Document excerpt -
*** Begin section ***

Contributed by John J. Gilroy, Albany NY

How many of you Danzig lovers of it’s historic and postal history know about the story of one, to whom Danzig came to be an important part part of his life, namely General Erwin Rommel (The Desert Fox)? Following are a few excerpts from the diary of this famous general, who finally paid with his life for his disloyalty to Adolf Hitler.

“My father prodded me into a careerin which I had no interest. After my military applications to both the artillery and the engineers had been rejected, I was finally accepted by the 124th Württemberg Infantry Regiment in March 1910. On July 19th, after a recent operation for inguinal hernia, I joined my regiment. Soon after, I was posted to the Royal Officer Cadet Corps in Danzig.

At Danzig, one of Germany’s most beautiful Hanseatic ports, we cadets were obliged to attend regular formal balls in the Officer’s quarters, functions of stifling propriety, at which the daughters of good Danzig citizens were invited to present themselves.

My attention was captured by a particularly graceful dancer. Lucy Mollin, a slender beauty, whose father, like my own, had been a school headmaster but was now dead. Lucie had come to Danzig to study languages. Soon we fell in love. I graduated from the Danzig Cadet School in November 1911. I received my Lieutenant’s Commission in January 1912 and sadly parted with my Lucy, to embark on my military career.

I wrote to my Lucy, back in Danzig, nearly daily, a practice that we followed throughout the years. In the Great War, I fought on the French and the Italian fronts, earning the Iron Cross and the Pour Le Merite.

*** End section ***

Activity A -
Quote the stretch of the piece on Rommel in Danzig from "I wrote to my" through "Pour Le Merite.".
Activity B -
Continue the piece on Rommel in Danzig from its last sentence.

Exercise data -
*** Begin section ***

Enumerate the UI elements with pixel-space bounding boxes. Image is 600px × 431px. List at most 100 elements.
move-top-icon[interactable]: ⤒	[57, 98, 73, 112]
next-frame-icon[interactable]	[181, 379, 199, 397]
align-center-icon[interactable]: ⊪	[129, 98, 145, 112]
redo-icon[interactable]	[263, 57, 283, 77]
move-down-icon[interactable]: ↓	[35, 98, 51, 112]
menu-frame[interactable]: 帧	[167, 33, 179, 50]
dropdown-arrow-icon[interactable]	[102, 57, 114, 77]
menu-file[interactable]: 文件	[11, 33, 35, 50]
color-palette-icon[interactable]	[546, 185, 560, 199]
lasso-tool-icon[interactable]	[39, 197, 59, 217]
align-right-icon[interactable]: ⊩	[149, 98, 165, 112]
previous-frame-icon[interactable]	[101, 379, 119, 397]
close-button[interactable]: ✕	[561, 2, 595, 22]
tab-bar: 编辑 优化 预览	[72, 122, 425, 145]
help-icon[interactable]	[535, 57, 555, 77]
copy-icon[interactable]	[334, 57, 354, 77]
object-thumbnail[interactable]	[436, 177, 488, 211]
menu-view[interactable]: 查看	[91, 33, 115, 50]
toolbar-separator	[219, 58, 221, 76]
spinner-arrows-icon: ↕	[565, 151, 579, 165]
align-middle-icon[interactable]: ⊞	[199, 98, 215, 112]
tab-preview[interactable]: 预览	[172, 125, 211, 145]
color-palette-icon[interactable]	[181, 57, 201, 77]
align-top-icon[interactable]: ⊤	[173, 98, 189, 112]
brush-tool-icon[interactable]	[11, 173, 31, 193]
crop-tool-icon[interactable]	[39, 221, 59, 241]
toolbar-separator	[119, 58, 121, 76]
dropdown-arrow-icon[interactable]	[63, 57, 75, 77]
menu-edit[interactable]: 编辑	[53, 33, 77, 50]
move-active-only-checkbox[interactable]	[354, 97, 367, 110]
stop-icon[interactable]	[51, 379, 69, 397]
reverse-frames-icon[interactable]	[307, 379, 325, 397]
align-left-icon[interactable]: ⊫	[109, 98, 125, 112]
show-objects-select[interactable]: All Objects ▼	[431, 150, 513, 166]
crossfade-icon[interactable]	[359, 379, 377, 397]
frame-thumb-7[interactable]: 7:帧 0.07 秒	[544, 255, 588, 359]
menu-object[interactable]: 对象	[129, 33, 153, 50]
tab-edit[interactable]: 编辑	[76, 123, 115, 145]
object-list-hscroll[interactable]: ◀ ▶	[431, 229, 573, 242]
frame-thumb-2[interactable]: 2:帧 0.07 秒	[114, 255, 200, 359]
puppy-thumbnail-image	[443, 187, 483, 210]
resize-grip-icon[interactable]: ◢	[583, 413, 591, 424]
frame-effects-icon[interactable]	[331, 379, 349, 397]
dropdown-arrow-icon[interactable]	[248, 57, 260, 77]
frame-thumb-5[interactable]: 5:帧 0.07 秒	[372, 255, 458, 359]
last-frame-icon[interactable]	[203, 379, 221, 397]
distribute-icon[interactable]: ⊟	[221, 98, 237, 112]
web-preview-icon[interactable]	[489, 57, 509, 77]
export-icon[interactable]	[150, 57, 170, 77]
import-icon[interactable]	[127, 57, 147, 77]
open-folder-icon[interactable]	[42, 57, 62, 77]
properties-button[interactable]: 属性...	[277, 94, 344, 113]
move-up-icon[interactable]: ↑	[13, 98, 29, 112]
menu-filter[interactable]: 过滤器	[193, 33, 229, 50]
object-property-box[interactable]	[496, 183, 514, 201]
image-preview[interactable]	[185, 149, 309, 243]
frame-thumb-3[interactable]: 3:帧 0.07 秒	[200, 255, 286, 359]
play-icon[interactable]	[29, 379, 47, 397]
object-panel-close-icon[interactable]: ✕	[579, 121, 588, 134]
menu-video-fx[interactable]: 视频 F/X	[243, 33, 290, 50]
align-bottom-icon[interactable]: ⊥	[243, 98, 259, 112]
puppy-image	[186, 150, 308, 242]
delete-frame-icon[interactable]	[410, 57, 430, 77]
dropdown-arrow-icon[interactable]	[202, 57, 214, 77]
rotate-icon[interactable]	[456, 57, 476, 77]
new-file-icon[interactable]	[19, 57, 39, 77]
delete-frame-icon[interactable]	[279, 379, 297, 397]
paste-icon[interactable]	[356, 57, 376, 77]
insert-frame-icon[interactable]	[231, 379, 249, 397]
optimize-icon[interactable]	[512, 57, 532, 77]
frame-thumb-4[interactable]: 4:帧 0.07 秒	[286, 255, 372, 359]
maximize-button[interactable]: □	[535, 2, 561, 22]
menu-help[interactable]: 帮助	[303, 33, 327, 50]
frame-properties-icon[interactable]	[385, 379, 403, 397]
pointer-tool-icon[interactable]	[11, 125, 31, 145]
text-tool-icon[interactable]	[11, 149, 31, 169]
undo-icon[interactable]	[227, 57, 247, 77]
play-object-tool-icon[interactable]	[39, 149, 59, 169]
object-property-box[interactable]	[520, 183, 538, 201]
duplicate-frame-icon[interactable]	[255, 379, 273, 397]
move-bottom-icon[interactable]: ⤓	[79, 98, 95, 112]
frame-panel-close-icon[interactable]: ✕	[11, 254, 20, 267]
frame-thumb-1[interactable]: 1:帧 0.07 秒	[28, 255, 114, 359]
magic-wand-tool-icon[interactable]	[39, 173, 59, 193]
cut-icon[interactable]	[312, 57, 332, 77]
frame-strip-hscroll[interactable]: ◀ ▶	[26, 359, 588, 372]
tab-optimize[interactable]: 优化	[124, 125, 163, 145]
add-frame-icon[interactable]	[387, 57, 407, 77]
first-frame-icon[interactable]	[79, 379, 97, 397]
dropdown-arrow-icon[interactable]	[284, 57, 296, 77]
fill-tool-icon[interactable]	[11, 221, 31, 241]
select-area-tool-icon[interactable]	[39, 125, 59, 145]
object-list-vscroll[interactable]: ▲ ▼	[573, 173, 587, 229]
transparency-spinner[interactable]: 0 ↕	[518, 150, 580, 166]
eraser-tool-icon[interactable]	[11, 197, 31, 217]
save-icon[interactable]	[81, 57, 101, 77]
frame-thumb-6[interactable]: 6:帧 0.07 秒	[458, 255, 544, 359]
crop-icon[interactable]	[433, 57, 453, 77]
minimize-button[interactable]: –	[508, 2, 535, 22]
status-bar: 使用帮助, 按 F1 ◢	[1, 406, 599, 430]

*** End section ***

Task response A -
I wrote to my Lucy, back in Danzig, nearly daily, a practice that we followed throughout the years. In the Great War, I fought on the French and the Italian fronts, earning the Iron Cross and the Pour Le Merite.

Task response B -
In 1916, I obtained leave from my regiment and hurried back to Danzig — and my Lucy. We married and spent our short honeymoon in the city that we both loved - Danzig.

In the years following the war, a time of struggle for Germany, I became impressed with Adolf Hitler and the success of his bloodless victories in the Rhineland, Austria and the Sudetenland. Hitler now raised claims on Poland to return the Danzig Territories but Poland’sresistance led me to realize that war was inevitable.

My love for the disputed City of Danzig, was as strong as Lucie’s. It had been German when we met and fell in love and for centuries before, becoming a “Free City” only after World War I. In any case, I expect it to be a short war!

By September 19th the war in Poland was nearly over. As General in charge of the ceremonial troops, I eagerly awaited the arrival of our Führer.

 

Danzig Report  Nr. 44 - July - August - September - 1984, Page 4.